--- START The data ---
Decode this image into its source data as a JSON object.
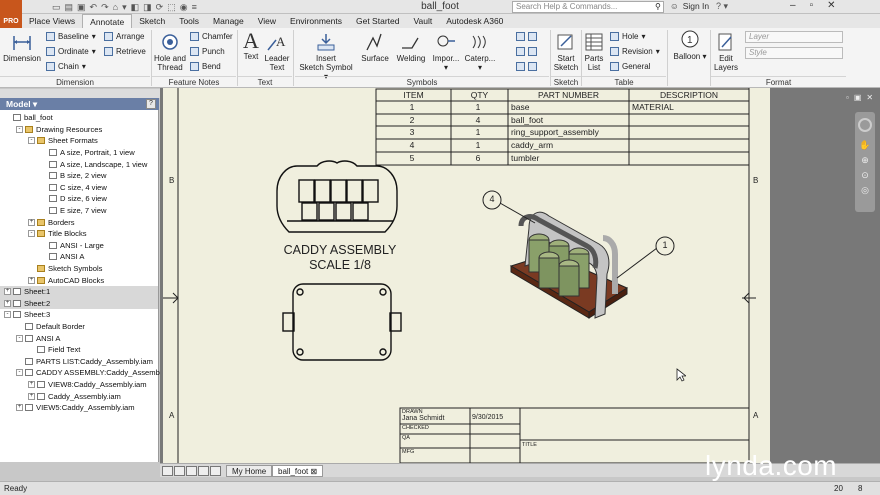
{
  "title_bar": {
    "app_badge": "PRO",
    "title": "ball_foot",
    "search_placeholder": "Search Help & Commands...",
    "sign_in": "Sign In"
  },
  "menu_tabs": [
    "Place Views",
    "Annotate",
    "Sketch",
    "Tools",
    "Manage",
    "View",
    "Environments",
    "Get Started",
    "Vault",
    "Autodesk A360"
  ],
  "active_tab": "Annotate",
  "ribbon": {
    "dimension": {
      "big": "Dimension",
      "baseline": "Baseline",
      "ordinate": "Ordinate",
      "chain": "Chain",
      "arrange": "Arrange",
      "retrieve": "Retrieve",
      "group": "Dimension"
    },
    "feature_notes": {
      "hole_thread_1": "Hole and",
      "hole_thread_2": "Thread",
      "chamfer": "Chamfer",
      "punch": "Punch",
      "bend": "Bend",
      "group": "Feature Notes"
    },
    "text": {
      "text": "Text",
      "leader_1": "Leader",
      "leader_2": "Text",
      "group": "Text"
    },
    "symbols": {
      "insert_1": "Insert",
      "insert_2": "Sketch Symbol",
      "surface": "Surface",
      "welding": "Welding",
      "import": "Impor...",
      "caterpillar": "Caterp...",
      "group": "Symbols"
    },
    "sketch": {
      "start_1": "Start",
      "start_2": "Sketch",
      "group": "Sketch"
    },
    "table": {
      "parts_1": "Parts",
      "parts_2": "List",
      "hole": "Hole",
      "revision": "Revision",
      "general": "General",
      "group": "Table"
    },
    "balloon": {
      "label": "Balloon"
    },
    "format": {
      "edit_1": "Edit",
      "edit_2": "Layers",
      "layer": "Layer",
      "style": "Style",
      "group": "Format"
    }
  },
  "browser": {
    "header": "Model",
    "items": [
      {
        "label": "ball_foot",
        "indent": 0,
        "icon": "doc"
      },
      {
        "label": "Drawing Resources",
        "indent": 1,
        "icon": "fold",
        "exp": "-"
      },
      {
        "label": "Sheet Formats",
        "indent": 2,
        "icon": "fold",
        "exp": "-"
      },
      {
        "label": "A size, Portrait, 1 view",
        "indent": 3,
        "icon": "doc"
      },
      {
        "label": "A size, Landscape, 1 view",
        "indent": 3,
        "icon": "doc"
      },
      {
        "label": "B size, 2 view",
        "indent": 3,
        "icon": "doc"
      },
      {
        "label": "C size, 4 view",
        "indent": 3,
        "icon": "doc"
      },
      {
        "label": "D size, 6 view",
        "indent": 3,
        "icon": "doc"
      },
      {
        "label": "E size, 7 view",
        "indent": 3,
        "icon": "doc"
      },
      {
        "label": "Borders",
        "indent": 2,
        "icon": "fold",
        "exp": "+"
      },
      {
        "label": "Title Blocks",
        "indent": 2,
        "icon": "fold",
        "exp": "-"
      },
      {
        "label": "ANSI - Large",
        "indent": 3,
        "icon": "doc"
      },
      {
        "label": "ANSI A",
        "indent": 3,
        "icon": "doc"
      },
      {
        "label": "Sketch Symbols",
        "indent": 2,
        "icon": "fold"
      },
      {
        "label": "AutoCAD Blocks",
        "indent": 2,
        "icon": "fold",
        "exp": "+"
      },
      {
        "label": "Sheet:1",
        "indent": 0,
        "icon": "doc",
        "exp": "+",
        "hl": true
      },
      {
        "label": "Sheet:2",
        "indent": 0,
        "icon": "doc",
        "exp": "+",
        "hl": true
      },
      {
        "label": "Sheet:3",
        "indent": 0,
        "icon": "doc",
        "exp": "-"
      },
      {
        "label": "Default Border",
        "indent": 1,
        "icon": "doc"
      },
      {
        "label": "ANSI A",
        "indent": 1,
        "icon": "doc",
        "exp": "-"
      },
      {
        "label": "Field Text",
        "indent": 2,
        "icon": "doc"
      },
      {
        "label": "PARTS LIST:Caddy_Assembly.iam",
        "indent": 1,
        "icon": "doc"
      },
      {
        "label": "CADDY ASSEMBLY:Caddy_Assembly...",
        "indent": 1,
        "icon": "doc",
        "exp": "-"
      },
      {
        "label": "VIEW8:Caddy_Assembly.iam",
        "indent": 2,
        "icon": "doc",
        "exp": "+"
      },
      {
        "label": "Caddy_Assembly.iam",
        "indent": 2,
        "icon": "doc",
        "exp": "+"
      },
      {
        "label": "VIEW5:Caddy_Assembly.iam",
        "indent": 1,
        "icon": "doc",
        "exp": "+"
      }
    ]
  },
  "parts_list": {
    "headers": [
      "ITEM",
      "QTY",
      "PART NUMBER",
      "DESCRIPTION"
    ],
    "rows": [
      [
        "1",
        "1",
        "base",
        "MATERIAL"
      ],
      [
        "2",
        "4",
        "ball_foot",
        ""
      ],
      [
        "3",
        "1",
        "ring_support_assembly",
        ""
      ],
      [
        "4",
        "1",
        "caddy_arm",
        ""
      ],
      [
        "5",
        "6",
        "tumbler",
        ""
      ]
    ]
  },
  "drawing": {
    "view_title_1": "CADDY ASSEMBLY",
    "view_title_2": "SCALE 1/8",
    "balloon_a": "4",
    "balloon_b": "1",
    "zone_b": "B",
    "zone_a": "A",
    "title_block": {
      "drawn": "DRAWN",
      "drawn_by": "Jana Schmidt",
      "drawn_date": "9/30/2015",
      "checked": "CHECKED",
      "qa": "QA",
      "mfg": "MFG",
      "title": "TITLE"
    }
  },
  "doc_tabs": {
    "home": "My Home",
    "file": "ball_foot"
  },
  "status": {
    "text": "Ready",
    "n1": "20",
    "n2": "8"
  },
  "watermark": "lynda.com"
}
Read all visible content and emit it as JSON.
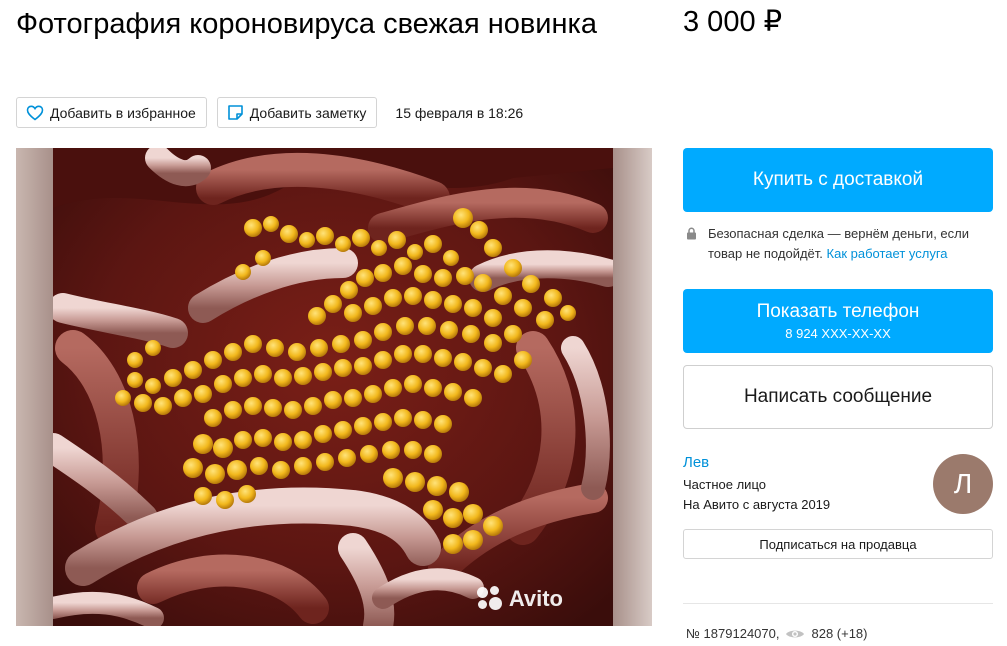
{
  "listing": {
    "title": "Фотография короновируса свежая новинка",
    "price": "3 000 ₽",
    "date": "15 февраля в 18:26",
    "number": "№ 1879124070,",
    "views": "828 (+18)"
  },
  "actions": {
    "favorite_label": "Добавить в избранное",
    "note_label": "Добавить заметку"
  },
  "gallery": {
    "watermark": "Avito"
  },
  "sidebar": {
    "buy_label": "Купить с доставкой",
    "safe_text": "Безопасная сделка — вернём деньги, если товар не подойдёт.",
    "safe_link": "Как работает услуга",
    "phone_label": "Показать телефон",
    "phone_number": "8 924 XXX-XX-XX",
    "message_label": "Написать сообщение",
    "subscribe_label": "Подписаться на продавца"
  },
  "seller": {
    "name": "Лев",
    "type": "Частное лицо",
    "since": "На Авито с августа 2019",
    "avatar_letter": "Л"
  },
  "icons": {
    "favorite": "heart-icon",
    "note": "note-icon",
    "lock": "lock-icon",
    "views": "eye-icon",
    "watermark": "avito-logo-icon"
  },
  "colors": {
    "accent": "#00aaff",
    "link": "#0091d9",
    "avatar_bg": "#9b7a6c"
  }
}
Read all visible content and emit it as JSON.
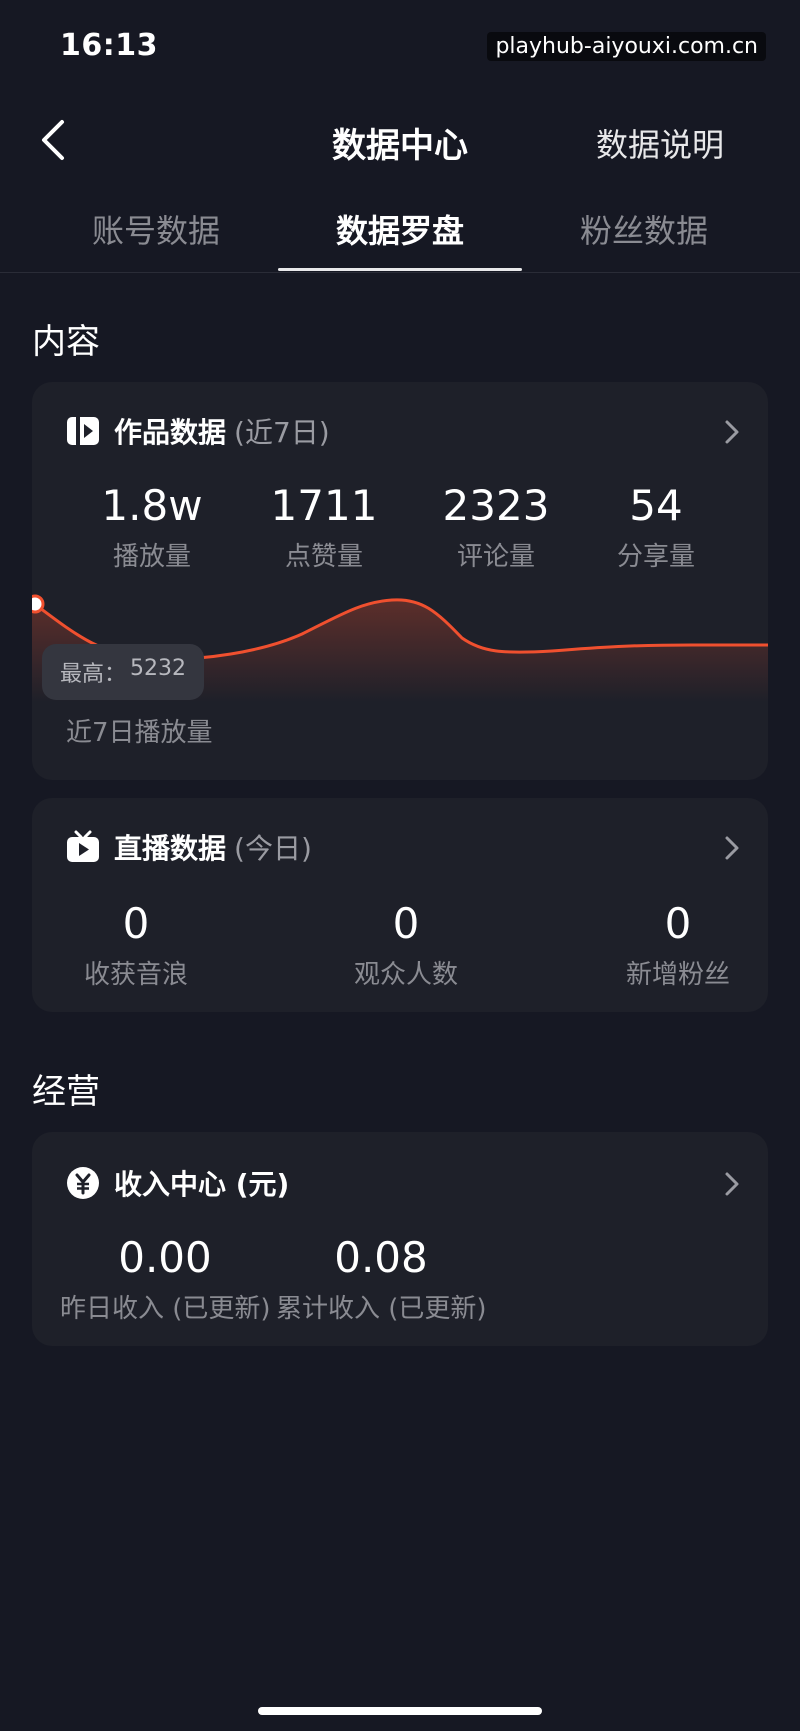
{
  "status": {
    "time": "16:13",
    "watermark": "playhub-aiyouxi.com.cn"
  },
  "header": {
    "title": "数据中心",
    "right_link": "数据说明"
  },
  "tabs": [
    {
      "label": "账号数据",
      "active": false
    },
    {
      "label": "数据罗盘",
      "active": true
    },
    {
      "label": "粉丝数据",
      "active": false
    }
  ],
  "content_section": {
    "title": "内容"
  },
  "works_card": {
    "title": "作品数据",
    "suffix": "(近7日)",
    "metrics": [
      {
        "value": "1.8w",
        "label": "播放量"
      },
      {
        "value": "1711",
        "label": "点赞量"
      },
      {
        "value": "2323",
        "label": "评论量"
      },
      {
        "value": "54",
        "label": "分享量"
      }
    ],
    "chart": {
      "tooltip_label": "最高：",
      "tooltip_value": "5232",
      "caption": "近7日播放量",
      "line_color": "#f0502f"
    }
  },
  "live_card": {
    "title": "直播数据",
    "suffix": "(今日)",
    "metrics": [
      {
        "value": "0",
        "label": "收获音浪"
      },
      {
        "value": "0",
        "label": "观众人数"
      },
      {
        "value": "0",
        "label": "新增粉丝"
      }
    ]
  },
  "business_section": {
    "title": "经营"
  },
  "income_card": {
    "title": "收入中心 (元)",
    "metrics": [
      {
        "value": "0.00",
        "label": "昨日收入 (已更新)"
      },
      {
        "value": "0.08",
        "label": "累计收入 (已更新)"
      }
    ]
  },
  "icons": {
    "back": "chevron-left-icon",
    "works": "video-icon",
    "live": "tv-icon",
    "income": "yuan-icon",
    "chevron": "chevron-right-icon"
  },
  "colors": {
    "background": "#161823",
    "card": "#1e2029",
    "accent_line": "#f0502f",
    "muted_text": "#8a8b92"
  }
}
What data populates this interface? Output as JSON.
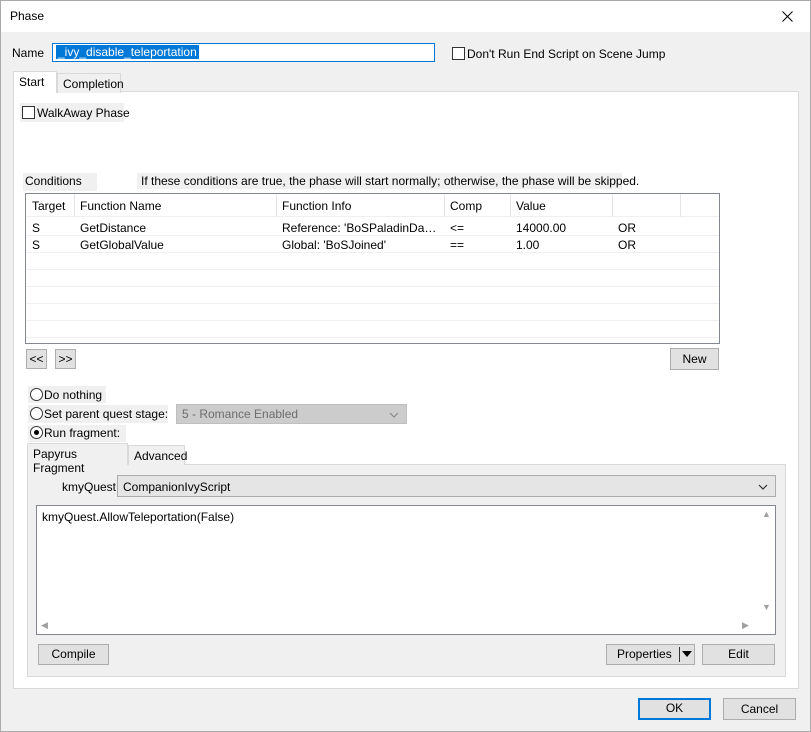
{
  "window": {
    "title": "Phase"
  },
  "name_field": {
    "label": "Name",
    "value": "_ivy_disable_teleportation"
  },
  "dont_run_end_script": {
    "label": "Don't Run End Script on Scene Jump",
    "checked": false
  },
  "tabs": [
    {
      "label": "Start",
      "active": true
    },
    {
      "label": "Completion",
      "active": false
    }
  ],
  "walkaway": {
    "label": "WalkAway Phase",
    "checked": false
  },
  "conditions": {
    "label": "Conditions",
    "description": "If these conditions are true, the phase will start normally; otherwise, the phase will be skipped.",
    "columns": [
      "Target",
      "Function Name",
      "Function Info",
      "Comp",
      "Value",
      ""
    ],
    "rows": [
      {
        "target": "S",
        "function_name": "GetDistance",
        "function_info": "Reference: 'BoSPaladinDanse...",
        "comp": "<=",
        "value": "14000.00",
        "op": "OR"
      },
      {
        "target": "S",
        "function_name": "GetGlobalValue",
        "function_info": "Global: 'BoSJoined'",
        "comp": "==",
        "value": "1.00",
        "op": "OR"
      }
    ],
    "prev_label": "<<",
    "next_label": ">>",
    "new_label": "New"
  },
  "action": {
    "do_nothing_label": "Do nothing",
    "set_stage_label": "Set parent quest stage:",
    "stage_value": "5 - Romance Enabled",
    "run_fragment_label": "Run fragment:",
    "selected": "run_fragment"
  },
  "fragment_tabs": [
    {
      "label": "Papyrus Fragment",
      "active": true
    },
    {
      "label": "Advanced",
      "active": false
    }
  ],
  "fragment": {
    "quest_label": "kmyQuest",
    "quest_value": "CompanionIvyScript",
    "code": "kmyQuest.AllowTeleportation(False)",
    "compile_label": "Compile",
    "properties_label": "Properties",
    "edit_label": "Edit"
  },
  "dialog_buttons": {
    "ok_label": "OK",
    "cancel_label": "Cancel"
  }
}
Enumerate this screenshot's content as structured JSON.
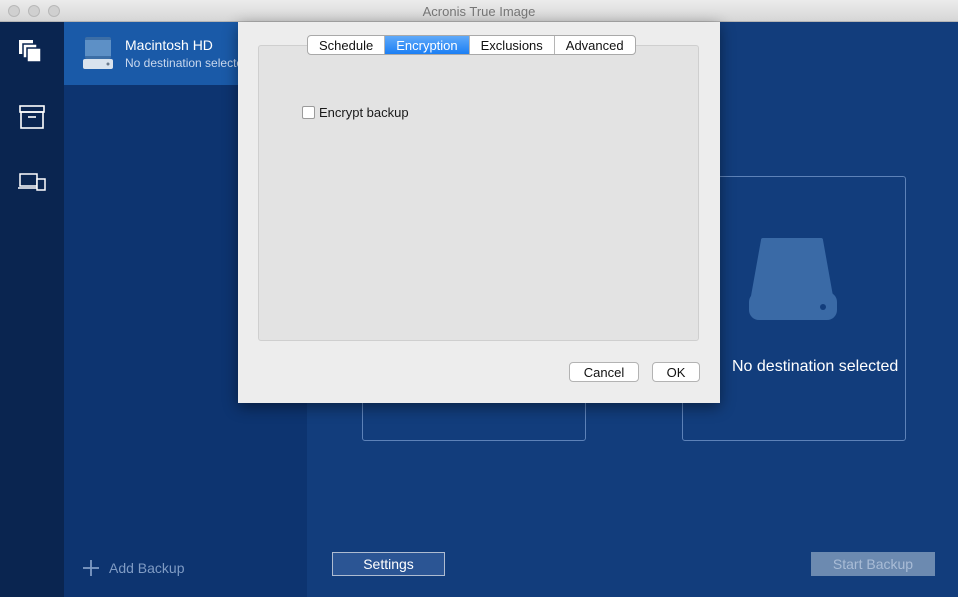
{
  "window": {
    "title": "Acronis True Image"
  },
  "sidebar": {
    "nav_icons": [
      "backup-icon",
      "archive-icon",
      "devices-icon"
    ]
  },
  "backup_list": {
    "items": [
      {
        "name": "Macintosh HD",
        "status": "No destination selected",
        "icon": "hard-drive-icon"
      }
    ],
    "add_label": "Add Backup"
  },
  "main": {
    "destination_label": "No destination selected",
    "settings_label": "Settings",
    "start_label": "Start Backup"
  },
  "dialog": {
    "tabs": [
      {
        "label": "Schedule",
        "active": false
      },
      {
        "label": "Encryption",
        "active": true
      },
      {
        "label": "Exclusions",
        "active": false
      },
      {
        "label": "Advanced",
        "active": false
      }
    ],
    "encrypt_label": "Encrypt backup",
    "encrypt_checked": false,
    "cancel_label": "Cancel",
    "ok_label": "OK"
  },
  "colors": {
    "selected_tab": "#1c7ff4",
    "main_background": "#123d7c",
    "selected_item": "#1a5aa8"
  }
}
--- END The data ---
= Work to do =
Your answer should be a single number: the count of lines in the entries that contain the word "kmyQuest".

= Solution below =
2